» **PROVIDED RECORDS**:
....................
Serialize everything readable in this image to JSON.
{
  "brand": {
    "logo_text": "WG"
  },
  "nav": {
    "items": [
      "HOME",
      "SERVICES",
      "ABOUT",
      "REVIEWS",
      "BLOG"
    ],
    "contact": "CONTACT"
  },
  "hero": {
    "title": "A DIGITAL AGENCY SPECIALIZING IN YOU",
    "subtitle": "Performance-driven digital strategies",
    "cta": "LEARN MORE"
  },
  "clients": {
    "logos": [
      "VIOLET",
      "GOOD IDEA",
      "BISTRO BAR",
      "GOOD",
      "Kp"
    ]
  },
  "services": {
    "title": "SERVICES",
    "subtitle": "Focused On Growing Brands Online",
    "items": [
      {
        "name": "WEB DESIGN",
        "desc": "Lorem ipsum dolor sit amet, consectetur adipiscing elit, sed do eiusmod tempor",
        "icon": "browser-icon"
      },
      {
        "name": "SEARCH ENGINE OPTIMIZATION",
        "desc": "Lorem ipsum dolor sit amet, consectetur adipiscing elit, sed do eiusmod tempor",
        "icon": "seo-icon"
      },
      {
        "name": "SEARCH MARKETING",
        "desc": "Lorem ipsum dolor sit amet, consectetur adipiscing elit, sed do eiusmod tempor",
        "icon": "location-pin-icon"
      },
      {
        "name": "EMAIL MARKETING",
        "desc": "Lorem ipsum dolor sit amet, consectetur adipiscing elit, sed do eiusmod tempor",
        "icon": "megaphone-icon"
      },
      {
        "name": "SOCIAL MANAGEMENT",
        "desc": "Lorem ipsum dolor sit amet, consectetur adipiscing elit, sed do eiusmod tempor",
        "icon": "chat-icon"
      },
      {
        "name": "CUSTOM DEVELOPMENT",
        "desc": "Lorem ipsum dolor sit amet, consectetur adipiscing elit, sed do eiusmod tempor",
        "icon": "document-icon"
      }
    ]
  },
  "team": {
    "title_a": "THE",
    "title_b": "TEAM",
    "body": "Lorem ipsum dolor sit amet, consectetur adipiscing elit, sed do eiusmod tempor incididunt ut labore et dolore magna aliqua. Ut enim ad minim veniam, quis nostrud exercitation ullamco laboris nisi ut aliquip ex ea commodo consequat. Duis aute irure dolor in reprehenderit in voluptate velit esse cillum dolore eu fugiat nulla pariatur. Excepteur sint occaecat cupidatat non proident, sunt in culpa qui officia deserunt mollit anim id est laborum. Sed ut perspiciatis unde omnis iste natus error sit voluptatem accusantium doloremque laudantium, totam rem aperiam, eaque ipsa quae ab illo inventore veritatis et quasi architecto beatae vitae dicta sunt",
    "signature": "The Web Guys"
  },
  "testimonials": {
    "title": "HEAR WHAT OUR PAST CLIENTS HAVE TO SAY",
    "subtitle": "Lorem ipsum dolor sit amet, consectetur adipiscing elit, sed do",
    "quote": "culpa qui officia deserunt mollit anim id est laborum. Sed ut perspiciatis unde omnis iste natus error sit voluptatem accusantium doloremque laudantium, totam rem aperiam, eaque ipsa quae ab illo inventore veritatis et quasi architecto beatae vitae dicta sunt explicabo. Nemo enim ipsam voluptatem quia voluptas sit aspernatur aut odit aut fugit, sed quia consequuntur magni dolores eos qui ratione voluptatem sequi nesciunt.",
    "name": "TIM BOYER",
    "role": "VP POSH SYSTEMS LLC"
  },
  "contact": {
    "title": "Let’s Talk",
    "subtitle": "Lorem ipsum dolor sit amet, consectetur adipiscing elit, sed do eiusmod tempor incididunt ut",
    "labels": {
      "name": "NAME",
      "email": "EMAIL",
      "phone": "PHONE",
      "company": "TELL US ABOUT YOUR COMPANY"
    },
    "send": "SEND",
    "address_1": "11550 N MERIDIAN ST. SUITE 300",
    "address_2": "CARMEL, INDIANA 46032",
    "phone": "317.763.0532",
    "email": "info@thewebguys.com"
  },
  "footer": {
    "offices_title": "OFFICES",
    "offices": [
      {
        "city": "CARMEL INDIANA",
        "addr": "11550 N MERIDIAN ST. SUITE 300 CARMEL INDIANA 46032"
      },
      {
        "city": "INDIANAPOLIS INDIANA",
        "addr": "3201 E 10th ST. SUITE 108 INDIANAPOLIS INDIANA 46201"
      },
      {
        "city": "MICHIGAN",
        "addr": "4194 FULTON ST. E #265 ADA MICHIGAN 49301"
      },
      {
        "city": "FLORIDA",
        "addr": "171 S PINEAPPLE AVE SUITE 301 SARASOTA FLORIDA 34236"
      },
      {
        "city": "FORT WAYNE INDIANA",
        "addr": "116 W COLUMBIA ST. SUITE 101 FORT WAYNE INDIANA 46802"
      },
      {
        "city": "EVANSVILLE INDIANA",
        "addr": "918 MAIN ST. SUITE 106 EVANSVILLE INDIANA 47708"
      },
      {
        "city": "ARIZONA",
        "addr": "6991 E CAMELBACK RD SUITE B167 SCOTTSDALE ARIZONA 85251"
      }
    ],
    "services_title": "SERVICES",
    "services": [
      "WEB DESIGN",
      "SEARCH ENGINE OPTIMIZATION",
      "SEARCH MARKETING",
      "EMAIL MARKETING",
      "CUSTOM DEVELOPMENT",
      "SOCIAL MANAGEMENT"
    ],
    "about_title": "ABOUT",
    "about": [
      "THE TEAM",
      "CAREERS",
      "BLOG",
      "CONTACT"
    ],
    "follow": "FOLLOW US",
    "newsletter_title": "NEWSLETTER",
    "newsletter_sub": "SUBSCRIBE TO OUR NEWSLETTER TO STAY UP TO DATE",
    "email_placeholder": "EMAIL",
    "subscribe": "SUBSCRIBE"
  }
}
....................
Using the listing above, pull out all lines that hold the word "MANAGEMENT".

» **EXPECTED OUTPUT**:
        "name": "SOCIAL MANAGEMENT",
      "SOCIAL MANAGEMENT"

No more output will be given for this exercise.